EXTRACTED MATERIAL:
= = = = =
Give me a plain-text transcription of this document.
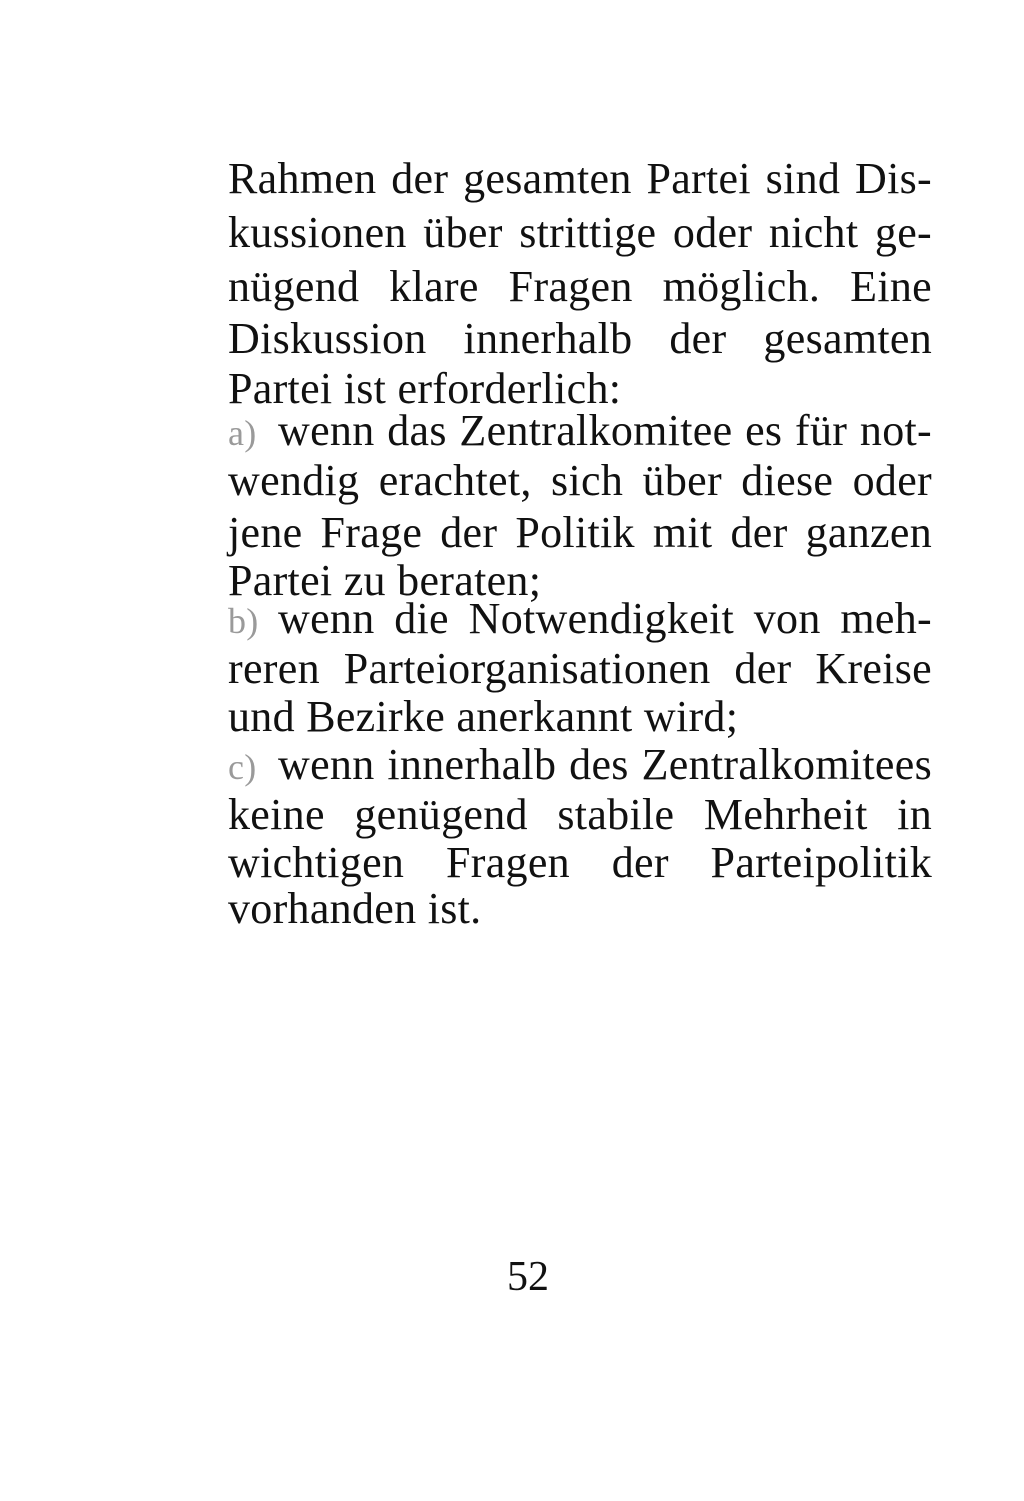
Rahmen der gesamten Partei sind Dis-
kussionen über strittige oder nicht ge-
nügend klare Fragen möglich. Eine
Diskussion innerhalb der gesamten
Partei ist erforderlich:
a) wenn das Zentralkomitee es für not-
wendig erachtet, sich über diese oder
jene Frage der Politik mit der ganzen
Partei zu beraten;
b) wenn die Notwendigkeit von meh-
reren Parteiorganisationen der Kreise
und Bezirke anerkannt wird;
c) wenn innerhalb des Zentralkomitees
keine genügend stabile Mehrheit in
wichtigen Fragen der Parteipolitik
vorhanden ist.
52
= = = = =
TASK TO COMPLETE: Go through the material above and count the lines that contain "über"; give that number alone.

FINAL ANSWER: 2